Fragmento del texto
• • •
Localizamos en ese primer curso a 53 alumnos, cuyas familias a través de un impreso fueron informadas sobre las normas que iban a regir en el centro, indicándose el equipo que debían portar los alumnos: “una levita de paño azul turquí, con cuello derecho y al borde galón estrecho de oro fino, abrochada con botones dorados, pantalón negro de paño fino, sombrero negro de castor con galón estrecho de oro fino, y faja de punto de seda azul celeste –una chaqueta o levita, según la estatura del alumno, pantalón y chaleco, todo de paño de color marrón-. Dos pares de pantalones de paño o lana gris, tres blusas, un cinturón de charol, un gorro de terciopelo azul, dos corbatas de seda negras, tres pares de botitos o zapatos”. Las demás prendas son: diez camisas, ocho pañuelos, ocho pares de medias, ocho cuellos de camisas derechos, el abrigo interior que gusten, tres pares de sábanas, cuatro fundas, cuatro toallas, cuatro servilletas, dos colchones de lana de una arroba cada uno, de un metro y sesenta y cinco centímetros de largo, y ochenta y cinco centímetros de ancho, una almohada, dos sobrecamas blancas, una manta de lana y otra de algodón, dos sacos para la ropa del lavado y peines, cepillos, tijeras, etc.”.
• • •
Datos proporcionados

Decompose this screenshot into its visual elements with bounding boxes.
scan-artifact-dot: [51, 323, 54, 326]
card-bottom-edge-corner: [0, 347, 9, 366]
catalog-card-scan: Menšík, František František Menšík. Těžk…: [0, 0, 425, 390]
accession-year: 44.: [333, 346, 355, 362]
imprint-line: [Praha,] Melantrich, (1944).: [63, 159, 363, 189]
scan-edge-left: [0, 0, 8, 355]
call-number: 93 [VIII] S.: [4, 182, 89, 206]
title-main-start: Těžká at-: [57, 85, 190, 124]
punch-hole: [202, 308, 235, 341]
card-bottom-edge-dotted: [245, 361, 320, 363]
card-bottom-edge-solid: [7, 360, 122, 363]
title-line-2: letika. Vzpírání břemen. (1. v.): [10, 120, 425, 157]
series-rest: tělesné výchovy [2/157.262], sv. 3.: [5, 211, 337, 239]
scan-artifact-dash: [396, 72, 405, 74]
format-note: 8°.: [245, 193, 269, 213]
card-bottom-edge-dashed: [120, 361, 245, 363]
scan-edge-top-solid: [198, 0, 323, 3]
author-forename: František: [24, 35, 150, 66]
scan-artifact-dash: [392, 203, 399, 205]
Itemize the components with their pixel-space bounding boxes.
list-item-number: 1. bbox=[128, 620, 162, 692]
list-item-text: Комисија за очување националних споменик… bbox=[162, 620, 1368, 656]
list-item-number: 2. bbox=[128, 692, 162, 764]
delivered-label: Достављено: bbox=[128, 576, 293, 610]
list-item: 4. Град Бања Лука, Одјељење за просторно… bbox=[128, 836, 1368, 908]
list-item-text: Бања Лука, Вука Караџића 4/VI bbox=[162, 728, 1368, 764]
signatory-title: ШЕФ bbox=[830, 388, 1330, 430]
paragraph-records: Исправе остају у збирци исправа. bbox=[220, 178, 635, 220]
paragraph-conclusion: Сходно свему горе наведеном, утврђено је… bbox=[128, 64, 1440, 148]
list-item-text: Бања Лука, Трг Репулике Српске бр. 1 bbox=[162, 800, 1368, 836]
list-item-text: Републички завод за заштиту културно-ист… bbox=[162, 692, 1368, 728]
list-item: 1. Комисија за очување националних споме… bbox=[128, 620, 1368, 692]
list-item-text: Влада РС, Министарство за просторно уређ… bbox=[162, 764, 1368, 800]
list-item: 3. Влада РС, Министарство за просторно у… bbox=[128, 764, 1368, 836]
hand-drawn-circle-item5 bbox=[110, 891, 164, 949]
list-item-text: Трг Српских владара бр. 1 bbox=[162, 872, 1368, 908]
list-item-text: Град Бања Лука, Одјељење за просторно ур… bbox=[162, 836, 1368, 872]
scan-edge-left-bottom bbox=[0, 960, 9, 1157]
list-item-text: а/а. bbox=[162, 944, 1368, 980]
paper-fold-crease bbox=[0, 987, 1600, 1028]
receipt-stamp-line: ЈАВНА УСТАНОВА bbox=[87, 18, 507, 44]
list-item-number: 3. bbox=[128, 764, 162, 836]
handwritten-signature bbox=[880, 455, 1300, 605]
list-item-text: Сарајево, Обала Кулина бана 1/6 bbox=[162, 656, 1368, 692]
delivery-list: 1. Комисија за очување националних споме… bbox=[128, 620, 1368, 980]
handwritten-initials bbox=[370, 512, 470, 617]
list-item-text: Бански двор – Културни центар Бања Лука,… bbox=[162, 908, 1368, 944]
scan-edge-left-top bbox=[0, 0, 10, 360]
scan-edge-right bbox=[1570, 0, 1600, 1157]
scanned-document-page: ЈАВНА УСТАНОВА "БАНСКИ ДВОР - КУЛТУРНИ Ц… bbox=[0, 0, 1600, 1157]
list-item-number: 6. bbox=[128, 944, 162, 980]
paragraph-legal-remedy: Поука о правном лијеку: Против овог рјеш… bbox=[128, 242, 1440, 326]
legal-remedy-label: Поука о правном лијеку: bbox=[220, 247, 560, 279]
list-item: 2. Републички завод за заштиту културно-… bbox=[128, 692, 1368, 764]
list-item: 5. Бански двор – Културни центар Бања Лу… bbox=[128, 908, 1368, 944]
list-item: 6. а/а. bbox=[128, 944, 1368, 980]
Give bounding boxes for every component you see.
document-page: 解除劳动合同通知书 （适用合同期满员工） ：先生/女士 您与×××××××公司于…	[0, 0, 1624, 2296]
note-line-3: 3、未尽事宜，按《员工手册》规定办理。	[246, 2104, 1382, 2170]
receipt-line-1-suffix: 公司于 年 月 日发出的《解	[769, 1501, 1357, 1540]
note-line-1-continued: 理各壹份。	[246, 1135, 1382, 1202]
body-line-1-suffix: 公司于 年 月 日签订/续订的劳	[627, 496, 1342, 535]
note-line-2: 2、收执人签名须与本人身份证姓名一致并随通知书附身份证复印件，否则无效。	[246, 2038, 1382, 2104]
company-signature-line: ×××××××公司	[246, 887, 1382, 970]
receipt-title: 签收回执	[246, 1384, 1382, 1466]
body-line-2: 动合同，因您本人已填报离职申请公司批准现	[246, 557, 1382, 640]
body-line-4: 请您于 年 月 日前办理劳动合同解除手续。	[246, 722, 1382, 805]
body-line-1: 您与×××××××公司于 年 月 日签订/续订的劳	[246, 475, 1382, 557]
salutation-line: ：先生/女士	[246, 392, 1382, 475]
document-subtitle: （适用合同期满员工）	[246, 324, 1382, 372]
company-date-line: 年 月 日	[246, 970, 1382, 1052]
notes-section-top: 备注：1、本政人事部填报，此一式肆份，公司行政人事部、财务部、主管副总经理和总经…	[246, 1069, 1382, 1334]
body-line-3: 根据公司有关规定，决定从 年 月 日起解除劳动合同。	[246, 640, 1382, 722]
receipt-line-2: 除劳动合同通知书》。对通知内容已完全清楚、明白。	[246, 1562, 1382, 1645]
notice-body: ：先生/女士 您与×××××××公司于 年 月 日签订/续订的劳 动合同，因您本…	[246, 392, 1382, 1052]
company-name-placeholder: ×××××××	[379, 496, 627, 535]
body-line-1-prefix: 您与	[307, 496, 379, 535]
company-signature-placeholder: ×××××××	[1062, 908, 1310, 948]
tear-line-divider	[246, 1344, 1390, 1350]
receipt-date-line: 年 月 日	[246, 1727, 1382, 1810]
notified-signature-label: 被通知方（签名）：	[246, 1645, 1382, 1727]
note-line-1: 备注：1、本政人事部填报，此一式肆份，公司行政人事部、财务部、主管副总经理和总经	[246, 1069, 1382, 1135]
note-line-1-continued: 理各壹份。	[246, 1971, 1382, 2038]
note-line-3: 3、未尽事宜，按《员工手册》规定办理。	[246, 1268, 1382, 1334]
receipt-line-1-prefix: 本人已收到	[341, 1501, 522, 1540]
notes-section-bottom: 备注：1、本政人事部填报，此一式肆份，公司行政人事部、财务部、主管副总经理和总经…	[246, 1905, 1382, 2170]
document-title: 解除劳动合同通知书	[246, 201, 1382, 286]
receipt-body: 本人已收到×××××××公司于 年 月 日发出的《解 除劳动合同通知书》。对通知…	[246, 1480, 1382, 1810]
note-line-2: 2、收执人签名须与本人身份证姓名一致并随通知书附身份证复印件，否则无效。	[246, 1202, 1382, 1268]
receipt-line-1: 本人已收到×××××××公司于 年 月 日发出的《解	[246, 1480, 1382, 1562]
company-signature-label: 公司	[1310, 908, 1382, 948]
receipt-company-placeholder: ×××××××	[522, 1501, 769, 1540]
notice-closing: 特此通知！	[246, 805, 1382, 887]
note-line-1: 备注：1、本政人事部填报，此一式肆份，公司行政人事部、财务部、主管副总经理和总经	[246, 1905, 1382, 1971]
• • •
Consigna
Prosigue el fragmento sobre el equipo que debían llevar los alumnos del centro a partir de su última oración.

Respuesta
Las normas establecían además que se debería llevar una cama de hierro, según el modelo que tenían establecido, un cubierto de plata, un servilletero y una alfombra para el pie de la cama.
La normas impresas en Cornelio Payá terminaban con una advertencia que decía: “El Colegio, a petición de las familias, se encarga de mandar hacer las prendas de vestuario y proporciona los botones para la levita. Los modelos de los trajes se podrán ver en la Sría. del Establecimiento”.
Antes no todo valía, era conveniente uniformar por facilitar la organización. Ahora, da igual, pues todo vale, hasta las faltas de educación, los insultos y las chabacanerías. Abogamos por la uniformidad y la urbanidad.